■ EXERCISE TASK: Write the data out again exactly, with no pictures.

--- begin RAW RECORDS ---

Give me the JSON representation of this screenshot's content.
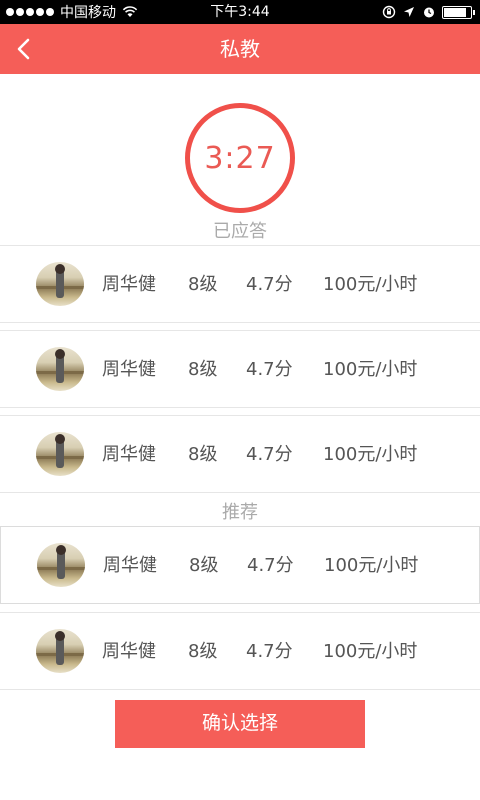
{
  "status_bar": {
    "carrier": "中国移动",
    "time": "下午3:44"
  },
  "header": {
    "title": "私教",
    "back_icon": "chevron-left-icon"
  },
  "timer": {
    "value": "3:27"
  },
  "sections": {
    "answered_label": "已应答",
    "recommended_label": "推荐"
  },
  "answered_coaches": [
    {
      "name": "周华健",
      "level": "8级",
      "score": "4.7分",
      "price": "100元/小时"
    },
    {
      "name": "周华健",
      "level": "8级",
      "score": "4.7分",
      "price": "100元/小时"
    },
    {
      "name": "周华健",
      "level": "8级",
      "score": "4.7分",
      "price": "100元/小时"
    }
  ],
  "recommended_coaches": [
    {
      "name": "周华健",
      "level": "8级",
      "score": "4.7分",
      "price": "100元/小时"
    },
    {
      "name": "周华健",
      "level": "8级",
      "score": "4.7分",
      "price": "100元/小时"
    }
  ],
  "confirm_button": {
    "label": "确认选择"
  },
  "colors": {
    "accent": "#f55e58",
    "timer": "#ea5a54",
    "muted_text": "#aaaaaa"
  }
}
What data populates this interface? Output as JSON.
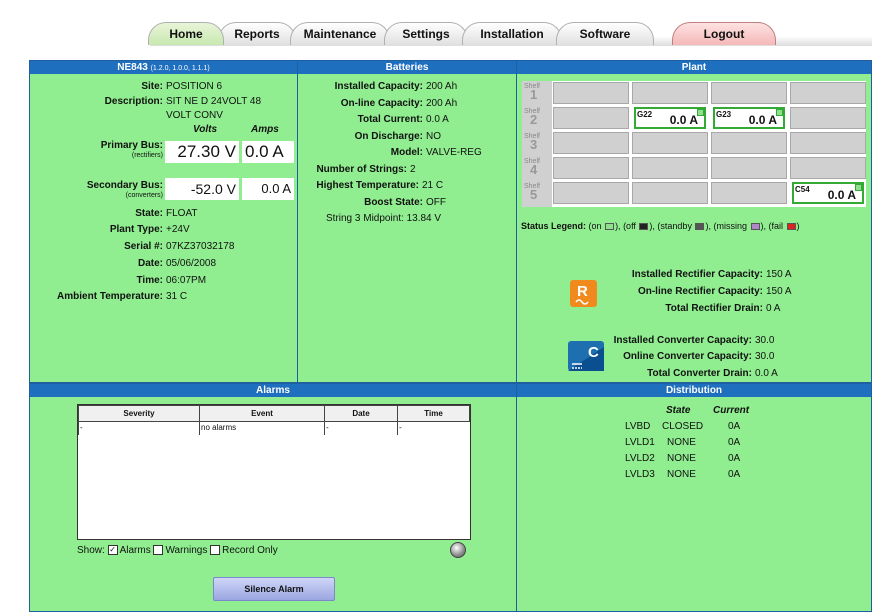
{
  "tabs": {
    "home": "Home",
    "reports": "Reports",
    "maintenance": "Maintenance",
    "settings": "Settings",
    "installation": "Installation",
    "software": "Software",
    "logout": "Logout"
  },
  "system": {
    "title": "NE843",
    "version": "(1.2.0, 1.0.0, 1.1.1)",
    "site_label": "Site:",
    "site": "POSITION 6",
    "desc_label": "Description:",
    "desc_line1": "SIT NE D 24VOLT 48",
    "desc_line2": "VOLT CONV",
    "volts_head": "Volts",
    "amps_head": "Amps",
    "primary_label": "Primary Bus:",
    "primary_sub": "(rectifiers)",
    "primary_volts": "27.30 V",
    "primary_amps": "0.0 A",
    "secondary_label": "Secondary Bus:",
    "secondary_sub": "(converters)",
    "secondary_volts": "-52.0 V",
    "secondary_amps": "0.0 A",
    "state_label": "State:",
    "state": "FLOAT",
    "plant_type_label": "Plant Type:",
    "plant_type": "+24V",
    "serial_label": "Serial #:",
    "serial": "07KZ37032178",
    "date_label": "Date:",
    "date": "05/06/2008",
    "time_label": "Time:",
    "time": "06:07PM",
    "ambient_label": "Ambient Temperature:",
    "ambient": "31 C"
  },
  "batteries": {
    "title": "Batteries",
    "installed_cap_label": "Installed Capacity:",
    "installed_cap": "200 Ah",
    "online_cap_label": "On-line Capacity:",
    "online_cap": "200 Ah",
    "total_current_label": "Total Current:",
    "total_current": "0.0 A",
    "on_discharge_label": "On Discharge:",
    "on_discharge": "NO",
    "model_label": "Model:",
    "model": "VALVE-REG",
    "strings_label": "Number of Strings:",
    "strings": "2",
    "highest_temp_label": "Highest Temperature:",
    "highest_temp": "21 C",
    "boost_label": "Boost State:",
    "boost": "OFF",
    "midpoint": "String 3 Midpoint: 13.84 V"
  },
  "plant": {
    "title": "Plant",
    "shelf_word": "Shelf",
    "shelves": [
      "1",
      "2",
      "3",
      "4",
      "5"
    ],
    "units": [
      {
        "id": "G22",
        "value": "0.0 A"
      },
      {
        "id": "G23",
        "value": "0.0 A"
      },
      {
        "id": "C54",
        "value": "0.0 A"
      }
    ],
    "legend_label": "Status Legend:",
    "legend_on": "(on",
    "legend_off": "(off",
    "legend_standby": "(standby",
    "legend_missing": "(missing",
    "legend_fail": "(fail",
    "colors": {
      "on": "#8fdf8f",
      "off": "#222222",
      "standby": "#555555",
      "missing": "#b088c8",
      "fail": "#dd2222"
    },
    "rect_installed_label": "Installed Rectifier Capacity:",
    "rect_installed": "150 A",
    "rect_online_label": "On-line Rectifier Capacity:",
    "rect_online": "150 A",
    "rect_drain_label": "Total Rectifier Drain:",
    "rect_drain": "0 A",
    "conv_installed_label": "Installed Converter Capacity:",
    "conv_installed": "30.0",
    "conv_online_label": "Online Converter Capacity:",
    "conv_online": "30.0",
    "conv_drain_label": "Total Converter Drain:",
    "conv_drain": "0.0 A",
    "rect_icon": "rectifier-icon",
    "conv_icon": "converter-icon"
  },
  "alarms": {
    "title": "Alarms",
    "columns": [
      "Severity",
      "Event",
      "Date",
      "Time"
    ],
    "rows": [
      [
        "-",
        "no alarms",
        "-",
        "-"
      ]
    ],
    "show_label": "Show:",
    "opt_alarms": "Alarms",
    "opt_warnings": "Warnings",
    "opt_record": "Record Only",
    "silence": "Silence Alarm"
  },
  "distribution": {
    "title": "Distribution",
    "state_head": "State",
    "current_head": "Current",
    "rows": [
      {
        "name": "LVBD",
        "state": "CLOSED",
        "current": "0A"
      },
      {
        "name": "LVLD1",
        "state": "NONE",
        "current": "0A"
      },
      {
        "name": "LVLD2",
        "state": "NONE",
        "current": "0A"
      },
      {
        "name": "LVLD3",
        "state": "NONE",
        "current": "0A"
      }
    ]
  }
}
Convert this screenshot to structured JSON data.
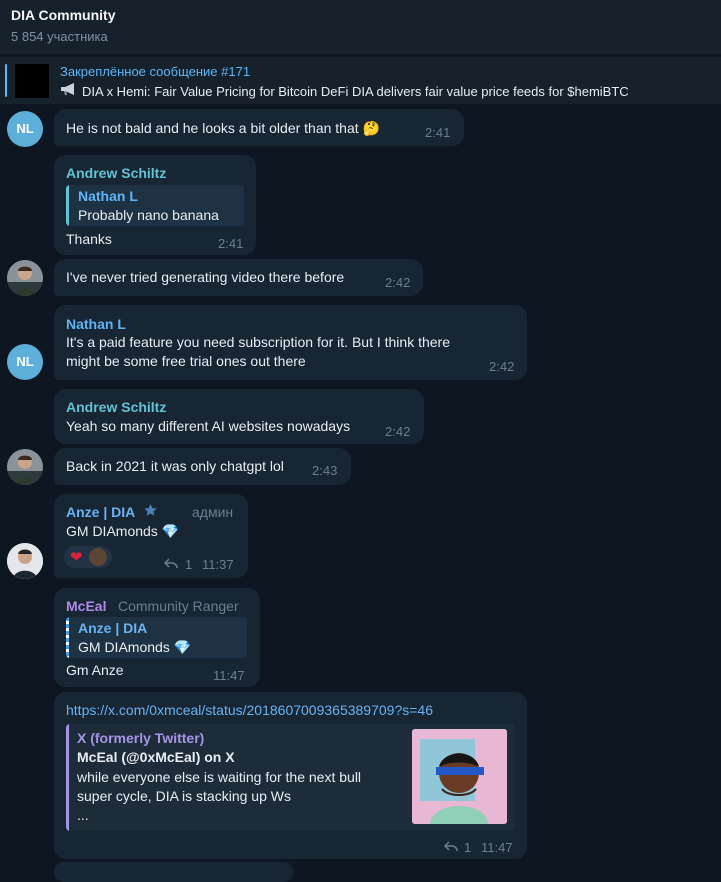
{
  "header": {
    "title": "DIA Community",
    "subtitle": "5 854 участника"
  },
  "pinned": {
    "title": "Закреплённое сообщение #171",
    "icon": "megaphone-icon",
    "text": "DIA x Hemi: Fair Value Pricing for Bitcoin DeFi  DIA delivers fair value price feeds for $hemiBTC"
  },
  "messages": [
    {
      "text": "He is not bald and he looks a bit older than that",
      "emoji": "🤔",
      "time": "2:41"
    },
    {
      "sender": "Andrew Schiltz",
      "reply": {
        "sender": "Nathan L",
        "text": "Probably nano banana"
      },
      "text": "Thanks",
      "time": "2:41"
    },
    {
      "text": "I've never tried generating video there before",
      "time": "2:42"
    },
    {
      "sender": "Nathan L",
      "lines": [
        "It's a paid feature you need subscription for it. But I think there",
        "might be some free trial ones out there"
      ],
      "time": "2:42",
      "avatar_initials": "NL"
    },
    {
      "sender": "Andrew Schiltz",
      "text": "Yeah so many different AI websites nowadays",
      "time": "2:42"
    },
    {
      "text": "Back in 2021 it was only chatgpt lol",
      "time": "2:43"
    },
    {
      "sender": "Anze | DIA",
      "sender_badge": "star-icon",
      "role": "админ",
      "text": "GM DIAmonds",
      "emoji": "💎",
      "reaction": "❤",
      "replies": "1",
      "time": "11:37"
    },
    {
      "sender": "McEal",
      "rank": "Community Ranger",
      "reply": {
        "sender": "Anze | DIA",
        "text": "GM DIAmonds",
        "emoji": "💎"
      },
      "text": "Gm Anze",
      "time": "11:47"
    },
    {
      "link": "https://x.com/0xmceal/status/2018607009365389709?s=46",
      "preview": {
        "site": "X (formerly Twitter)",
        "title": "McEal (@0xMcEal) on X",
        "desc_lines": [
          "while everyone else is waiting for the next bull",
          "super cycle, DIA is stacking up Ws",
          "..."
        ]
      },
      "replies": "1",
      "time": "11:47"
    }
  ],
  "avatars": {
    "nl_initials": "NL"
  },
  "colors": {
    "accent": "#5eb5f7",
    "bubble": "#182533",
    "background": "#0e1621",
    "andrew": "#61c3d4",
    "anze": "#6ab3f3",
    "mceal": "#b08ae6"
  }
}
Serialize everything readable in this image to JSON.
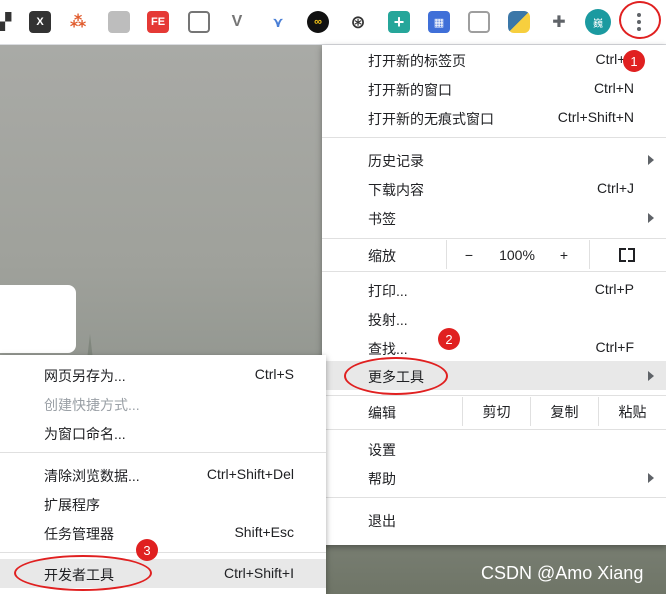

--- end RAW RECORDS ---

■ TASK SOLUTION:
Give me the JSON representation of this screenshot's content.
{
  "status_bar": {
    "carrier": "中国移动",
    "time": "下午3:44"
  },
  "header": {
    "title": "私教",
    "back_icon": "chevron-left-icon"
  },
  "timer": {
    "value": "3:27"
  },
  "sections": {
    "answered_label": "已应答",
    "recommended_label": "推荐"
  },
  "answered_coaches": [
    {
      "name": "周华健",
      "level": "8级",
      "score": "4.7分",
      "price": "100元/小时"
    },
    {
      "name": "周华健",
      "level": "8级",
      "score": "4.7分",
      "price": "100元/小时"
    },
    {
      "name": "周华健",
      "level": "8级",
      "score": "4.7分",
      "price": "100元/小时"
    }
  ],
  "recommended_coaches": [
    {
      "name": "周华健",
      "level": "8级",
      "score": "4.7分",
      "price": "100元/小时"
    },
    {
      "name": "周华健",
      "level": "8级",
      "score": "4.7分",
      "price": "100元/小时"
    }
  ],
  "confirm_button": {
    "label": "确认选择"
  },
  "colors": {
    "accent": "#f55e58",
    "timer": "#ea5a54",
    "muted_text": "#aaaaaa"
  }
}
What data populates this interface? Output as JSON.
{
  "tabs": {
    "home": "Home",
    "reports": "Reports",
    "maintenance": "Maintenance",
    "settings": "Settings",
    "installation": "Installation",
    "software": "Software",
    "logout": "Logout"
  },
  "system": {
    "title": "NE843",
    "version": "(1.2.0, 1.0.0, 1.1.1)",
    "site_label": "Site:",
    "site": "POSITION 6",
    "desc_label": "Description:",
    "desc_line1": "SIT NE D 24VOLT 48",
    "desc_line2": "VOLT CONV",
    "volts_head": "Volts",
    "amps_head": "Amps",
    "primary_label": "Primary Bus:",
    "primary_sub": "(rectifiers)",
    "primary_volts": "27.30 V",
    "primary_amps": "0.0 A",
    "secondary_label": "Secondary Bus:",
    "secondary_sub": "(converters)",
    "secondary_volts": "-52.0 V",
    "secondary_amps": "0.0 A",
    "state_label": "State:",
    "state": "FLOAT",
    "plant_type_label": "Plant Type:",
    "plant_type": "+24V",
    "serial_label": "Serial #:",
    "serial": "07KZ37032178",
    "date_label": "Date:",
    "date": "05/06/2008",
    "time_label": "Time:",
    "time": "06:07PM",
    "ambient_label": "Ambient Temperature:",
    "ambient": "31 C"
  },
  "batteries": {
    "title": "Batteries",
    "installed_cap_label": "Installed Capacity:",
    "installed_cap": "200 Ah",
    "online_cap_label": "On-line Capacity:",
    "online_cap": "200 Ah",
    "total_current_label": "Total Current:",
    "total_current": "0.0 A",
    "on_discharge_label": "On Discharge:",
    "on_discharge": "NO",
    "model_label": "Model:",
    "model": "VALVE-REG",
    "strings_label": "Number of Strings:",
    "strings": "2",
    "highest_temp_label": "Highest Temperature:",
    "highest_temp": "21 C",
    "boost_label": "Boost State:",
    "boost": "OFF",
    "midpoint": "String 3 Midpoint: 13.84 V"
  },
  "plant": {
    "title": "Plant",
    "shelf_word": "Shelf",
    "shelves": [
      "1",
      "2",
      "3",
      "4",
      "5"
    ],
    "units": [
      {
        "id": "G22",
        "value": "0.0 A"
      },
      {
        "id": "G23",
        "value": "0.0 A"
      },
      {
        "id": "C54",
        "value": "0.0 A"
      }
    ],
    "legend_label": "Status Legend:",
    "legend_on": "(on",
    "legend_off": "(off",
    "legend_standby": "(standby",
    "legend_missing": "(missing",
    "legend_fail": "(fail",
    "colors": {
      "on": "#8fdf8f",
      "off": "#222222",
      "standby": "#555555",
      "missing": "#b088c8",
      "fail": "#dd2222"
    },
    "rect_installed_label": "Installed Rectifier Capacity:",
    "rect_installed": "150 A",
    "rect_online_label": "On-line Rectifier Capacity:",
    "rect_online": "150 A",
    "rect_drain_label": "Total Rectifier Drain:",
    "rect_drain": "0 A",
    "conv_installed_label": "Installed Converter Capacity:",
    "conv_installed": "30.0",
    "conv_online_label": "Online Converter Capacity:",
    "conv_online": "30.0",
    "conv_drain_label": "Total Converter Drain:",
    "conv_drain": "0.0 A",
    "rect_icon": "rectifier-icon",
    "conv_icon": "converter-icon"
  },
  "alarms": {
    "title": "Alarms",
    "columns": [
      "Severity",
      "Event",
      "Date",
      "Time"
    ],
    "rows": [
      [
        "-",
        "no alarms",
        "-",
        "-"
      ]
    ],
    "show_label": "Show:",
    "opt_alarms": "Alarms",
    "opt_warnings": "Warnings",
    "opt_record": "Record Only",
    "silence": "Silence Alarm"
  },
  "distribution": {
    "title": "Distribution",
    "state_head": "State",
    "current_head": "Current",
    "rows": [
      {
        "name": "LVBD",
        "state": "CLOSED",
        "current": "0A"
      },
      {
        "name": "LVLD1",
        "state": "NONE",
        "current": "0A"
      },
      {
        "name": "LVLD2",
        "state": "NONE",
        "current": "0A"
      },
      {
        "name": "LVLD3",
        "state": "NONE",
        "current": "0A"
      }
    ]
  }
}
Convert this screenshot to structured JSON data.
{
  "header": {
    "title": "DIA Community",
    "subtitle": "5 854 участника"
  },
  "pinned": {
    "title": "Закреплённое сообщение #171",
    "icon": "megaphone-icon",
    "text": "DIA x Hemi: Fair Value Pricing for Bitcoin DeFi  DIA delivers fair value price feeds for $hemiBTC"
  },
  "messages": [
    {
      "text": "He is not bald and he looks a bit older than that",
      "emoji": "🤔",
      "time": "2:41"
    },
    {
      "sender": "Andrew Schiltz",
      "reply": {
        "sender": "Nathan L",
        "text": "Probably nano banana"
      },
      "text": "Thanks",
      "time": "2:41"
    },
    {
      "text": "I've never tried generating video there before",
      "time": "2:42"
    },
    {
      "sender": "Nathan L",
      "lines": [
        "It's a paid feature you need subscription for it. But I think there",
        "might be some free trial ones out there"
      ],
      "time": "2:42",
      "avatar_initials": "NL"
    },
    {
      "sender": "Andrew Schiltz",
      "text": "Yeah so many different AI websites nowadays",
      "time": "2:42"
    },
    {
      "text": "Back in 2021 it was only chatgpt lol",
      "time": "2:43"
    },
    {
      "sender": "Anze | DIA",
      "sender_badge": "star-icon",
      "role": "админ",
      "text": "GM DIAmonds",
      "emoji": "💎",
      "reaction": "❤",
      "replies": "1",
      "time": "11:37"
    },
    {
      "sender": "McEal",
      "rank": "Community Ranger",
      "reply": {
        "sender": "Anze | DIA",
        "text": "GM DIAmonds",
        "emoji": "💎"
      },
      "text": "Gm Anze",
      "time": "11:47"
    },
    {
      "link": "https://x.com/0xmceal/status/2018607009365389709?s=46",
      "preview": {
        "site": "X (formerly Twitter)",
        "title": "McEal (@0xMcEal) on X",
        "desc_lines": [
          "while everyone else is waiting for the next bull",
          "super cycle, DIA is stacking up Ws",
          "..."
        ]
      },
      "replies": "1",
      "time": "11:47"
    }
  ],
  "avatars": {
    "nl_initials": "NL"
  },
  "colors": {
    "accent": "#5eb5f7",
    "bubble": "#182533",
    "background": "#0e1621",
    "andrew": "#61c3d4",
    "anze": "#6ab3f3",
    "mceal": "#b08ae6"
  }
}
Serialize everything readable in this image to JSON.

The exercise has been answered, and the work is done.